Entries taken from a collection
====

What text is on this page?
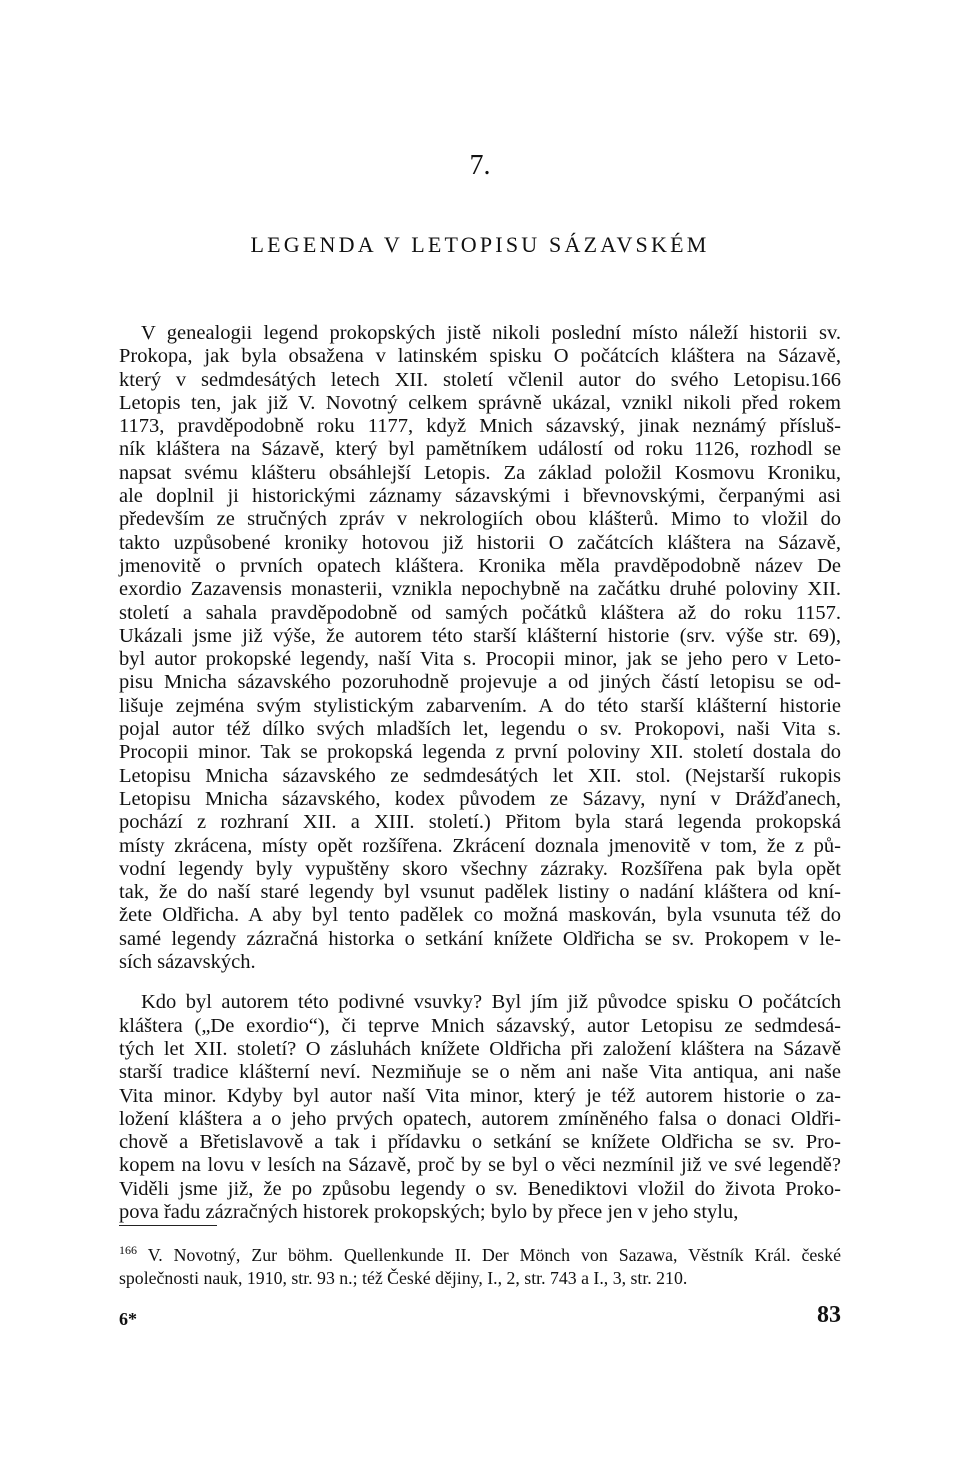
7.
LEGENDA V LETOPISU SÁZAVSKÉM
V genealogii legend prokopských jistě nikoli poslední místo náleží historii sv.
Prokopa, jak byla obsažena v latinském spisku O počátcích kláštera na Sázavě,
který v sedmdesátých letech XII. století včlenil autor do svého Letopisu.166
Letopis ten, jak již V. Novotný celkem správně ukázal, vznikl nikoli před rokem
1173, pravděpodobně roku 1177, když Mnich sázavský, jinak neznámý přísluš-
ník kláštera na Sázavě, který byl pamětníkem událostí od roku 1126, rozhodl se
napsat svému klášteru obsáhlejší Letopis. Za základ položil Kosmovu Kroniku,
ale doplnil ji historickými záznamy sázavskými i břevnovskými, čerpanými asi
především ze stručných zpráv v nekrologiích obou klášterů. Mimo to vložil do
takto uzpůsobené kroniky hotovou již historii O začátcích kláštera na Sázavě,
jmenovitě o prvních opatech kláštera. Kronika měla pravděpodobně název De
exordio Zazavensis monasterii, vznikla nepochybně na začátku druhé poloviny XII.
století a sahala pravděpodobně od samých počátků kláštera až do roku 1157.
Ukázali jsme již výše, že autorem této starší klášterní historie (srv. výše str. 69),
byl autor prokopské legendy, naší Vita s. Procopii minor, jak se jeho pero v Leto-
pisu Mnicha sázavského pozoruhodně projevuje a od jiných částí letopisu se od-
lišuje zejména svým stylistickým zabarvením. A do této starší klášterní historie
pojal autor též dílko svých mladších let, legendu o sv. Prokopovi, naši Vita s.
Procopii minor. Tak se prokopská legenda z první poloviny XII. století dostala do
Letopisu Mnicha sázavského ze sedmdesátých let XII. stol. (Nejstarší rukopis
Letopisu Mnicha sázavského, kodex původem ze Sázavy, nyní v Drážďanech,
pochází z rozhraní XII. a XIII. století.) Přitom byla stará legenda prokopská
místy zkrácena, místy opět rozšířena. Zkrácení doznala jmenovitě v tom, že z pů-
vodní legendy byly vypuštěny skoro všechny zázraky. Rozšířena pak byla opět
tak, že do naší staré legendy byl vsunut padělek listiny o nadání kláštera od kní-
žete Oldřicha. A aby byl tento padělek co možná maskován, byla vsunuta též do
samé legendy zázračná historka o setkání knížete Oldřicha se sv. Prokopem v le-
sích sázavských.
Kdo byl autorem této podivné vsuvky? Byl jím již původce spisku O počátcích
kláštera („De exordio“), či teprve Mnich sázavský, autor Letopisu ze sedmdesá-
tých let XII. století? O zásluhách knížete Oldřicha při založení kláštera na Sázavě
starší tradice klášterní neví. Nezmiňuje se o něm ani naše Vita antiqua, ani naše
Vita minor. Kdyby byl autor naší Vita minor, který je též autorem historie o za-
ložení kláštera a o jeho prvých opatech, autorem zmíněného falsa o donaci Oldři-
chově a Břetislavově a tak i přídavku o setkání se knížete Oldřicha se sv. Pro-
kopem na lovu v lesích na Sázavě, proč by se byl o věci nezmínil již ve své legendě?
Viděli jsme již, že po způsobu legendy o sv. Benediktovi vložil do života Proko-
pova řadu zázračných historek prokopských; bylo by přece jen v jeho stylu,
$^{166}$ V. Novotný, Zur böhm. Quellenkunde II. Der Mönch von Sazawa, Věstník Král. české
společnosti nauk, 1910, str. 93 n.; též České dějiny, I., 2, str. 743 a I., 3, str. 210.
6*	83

====

* **WRITTEN INSTRUCTION**
Transcribe every line from the records above without alteration, and leave out the images.

* **COMPLETED EXERCISE**
What text is on this page?
7.
LEGENDA V LETOPISU SÁZAVSKÉM
V genealogii legend prokopských jistě nikoli poslední místo náleží historii sv.
Prokopa, jak byla obsažena v latinském spisku O počátcích kláštera na Sázavě,
který v sedmdesátých letech XII. století včlenil autor do svého Letopisu.166
Letopis ten, jak již V. Novotný celkem správně ukázal, vznikl nikoli před rokem
1173, pravděpodobně roku 1177, když Mnich sázavský, jinak neznámý přísluš-
ník kláštera na Sázavě, který byl pamětníkem událostí od roku 1126, rozhodl se
napsat svému klášteru obsáhlejší Letopis. Za základ položil Kosmovu Kroniku,
ale doplnil ji historickými záznamy sázavskými i břevnovskými, čerpanými asi
především ze stručných zpráv v nekrologiích obou klášterů. Mimo to vložil do
takto uzpůsobené kroniky hotovou již historii O začátcích kláštera na Sázavě,
jmenovitě o prvních opatech kláštera. Kronika měla pravděpodobně název De
exordio Zazavensis monasterii, vznikla nepochybně na začátku druhé poloviny XII.
století a sahala pravděpodobně od samých počátků kláštera až do roku 1157.
Ukázali jsme již výše, že autorem této starší klášterní historie (srv. výše str. 69),
byl autor prokopské legendy, naší Vita s. Procopii minor, jak se jeho pero v Leto-
pisu Mnicha sázavského pozoruhodně projevuje a od jiných částí letopisu se od-
lišuje zejména svým stylistickým zabarvením. A do této starší klášterní historie
pojal autor též dílko svých mladších let, legendu o sv. Prokopovi, naši Vita s.
Procopii minor. Tak se prokopská legenda z první poloviny XII. století dostala do
Letopisu Mnicha sázavského ze sedmdesátých let XII. stol. (Nejstarší rukopis
Letopisu Mnicha sázavského, kodex původem ze Sázavy, nyní v Drážďanech,
pochází z rozhraní XII. a XIII. století.) Přitom byla stará legenda prokopská
místy zkrácena, místy opět rozšířena. Zkrácení doznala jmenovitě v tom, že z pů-
vodní legendy byly vypuštěny skoro všechny zázraky. Rozšířena pak byla opět
tak, že do naší staré legendy byl vsunut padělek listiny o nadání kláštera od kní-
žete Oldřicha. A aby byl tento padělek co možná maskován, byla vsunuta též do
samé legendy zázračná historka o setkání knížete Oldřicha se sv. Prokopem v le-
sích sázavských.
Kdo byl autorem této podivné vsuvky? Byl jím již původce spisku O počátcích
kláštera („De exordio“), či teprve Mnich sázavský, autor Letopisu ze sedmdesá-
tých let XII. století? O zásluhách knížete Oldřicha při založení kláštera na Sázavě
starší tradice klášterní neví. Nezmiňuje se o něm ani naše Vita antiqua, ani naše
Vita minor. Kdyby byl autor naší Vita minor, který je též autorem historie o za-
ložení kláštera a o jeho prvých opatech, autorem zmíněného falsa o donaci Oldři-
chově a Břetislavově a tak i přídavku o setkání se knížete Oldřicha se sv. Pro-
kopem na lovu v lesích na Sázavě, proč by se byl o věci nezmínil již ve své legendě?
Viděli jsme již, že po způsobu legendy o sv. Benediktovi vložil do života Proko-
pova řadu zázračných historek prokopských; bylo by přece jen v jeho stylu,
$^{166}$ V. Novotný, Zur böhm. Quellenkunde II. Der Mönch von Sazawa, Věstník Král. české
společnosti nauk, 1910, str. 93 n.; též České dějiny, I., 2, str. 743 a I., 3, str. 210.
6*	83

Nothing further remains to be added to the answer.